(Data entries)
+--

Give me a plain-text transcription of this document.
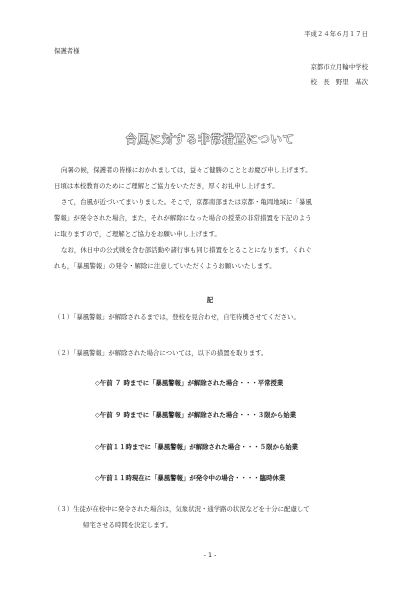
平成２４年６月１７日
保護者様
京都市立月輪中学校
校　長　野里　基次
台風に対する非常措置について
向暑の候，保護者の皆様におかれましては，益々ご健勝のこととお慶び申し上げます。
日頃は本校教育のためにご理解とご協力をいただき，厚くお礼申し上げます。
さて，台風が近づいてまいりました。そこで，京都南部または京都・亀岡地域に「暴風
警報」が発令された場合，また，それが解除になった場合の授業の非常措置を下記のよう
に取りますので，ご理解とご協力をお願い申し上げます。
なお，休日中の公式戦を含む部活動や諸行事も同じ措置をとることになります。くれぐ
れも，「暴風警報」の発令・解除に注意していただくようお願いいたします。
記
（１）「暴風警報」が解除されるまでは，登校を見合わせ，自宅待機させてください。
（２）「暴風警報」が解除された場合については，以下の措置を取ります。
◇午前 ７ 時までに「暴風警報」が解除された場合・・・平常授業
◇午前 ９ 時までに「暴風警報」が解除された場合・・・３限から始業
◇午前１１時までに「暴風警報」が解除された場合・・・５限から始業
◇午前１１時現在に「暴風警報」が発令中の場合・・・・臨時休業
（３）生徒が在校中に発令された場合は，気象状況・通学路の状況などを十分に配慮して
帰宅させる時間を決定します。
- 1 -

+--

_Short problem:_ Filter for "暴風警報". Return all lines that hold it.

_Correct response:_
れも，「暴風警報」の発令・解除に注意していただくようお願いいたします。
（１）「暴風警報」が解除されるまでは，登校を見合わせ，自宅待機させてください。
（２）「暴風警報」が解除された場合については，以下の措置を取ります。
◇午前 ７ 時までに「暴風警報」が解除された場合・・・平常授業
◇午前 ９ 時までに「暴風警報」が解除された場合・・・３限から始業
◇午前１１時までに「暴風警報」が解除された場合・・・５限から始業
◇午前１１時現在に「暴風警報」が発令中の場合・・・・臨時休業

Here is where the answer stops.